══ Data provided ══

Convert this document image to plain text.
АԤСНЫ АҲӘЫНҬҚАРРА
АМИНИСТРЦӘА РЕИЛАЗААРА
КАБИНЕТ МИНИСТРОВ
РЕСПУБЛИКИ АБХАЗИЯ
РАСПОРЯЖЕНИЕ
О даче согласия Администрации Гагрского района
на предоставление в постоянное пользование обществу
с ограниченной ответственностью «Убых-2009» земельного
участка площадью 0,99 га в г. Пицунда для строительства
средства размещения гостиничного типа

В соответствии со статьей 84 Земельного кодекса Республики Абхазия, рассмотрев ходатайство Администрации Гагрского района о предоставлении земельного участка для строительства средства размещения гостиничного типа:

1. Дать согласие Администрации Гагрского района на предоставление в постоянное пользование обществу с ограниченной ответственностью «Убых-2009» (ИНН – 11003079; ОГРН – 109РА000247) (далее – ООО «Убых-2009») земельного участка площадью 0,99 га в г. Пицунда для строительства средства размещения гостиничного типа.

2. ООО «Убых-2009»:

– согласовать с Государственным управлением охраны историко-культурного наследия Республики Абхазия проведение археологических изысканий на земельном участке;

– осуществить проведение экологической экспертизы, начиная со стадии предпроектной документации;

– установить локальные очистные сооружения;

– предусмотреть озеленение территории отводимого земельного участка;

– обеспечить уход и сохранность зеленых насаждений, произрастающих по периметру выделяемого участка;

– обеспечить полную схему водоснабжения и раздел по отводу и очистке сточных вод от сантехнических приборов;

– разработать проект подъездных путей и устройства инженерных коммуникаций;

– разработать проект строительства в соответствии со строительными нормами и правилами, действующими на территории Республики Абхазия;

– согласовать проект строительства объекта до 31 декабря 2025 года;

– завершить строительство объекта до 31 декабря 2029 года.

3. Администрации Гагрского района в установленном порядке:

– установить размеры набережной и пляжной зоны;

═══

● **Prompt**
Extract all lines containing the word "проведение".

● **Task output**
– согласовать с Государственным управлением охраны историко-культурного наследия Республики Абхазия проведение археологических изысканий на земельном участке;
– осуществить проведение экологической экспертизы, начиная со стадии предпроектной документации;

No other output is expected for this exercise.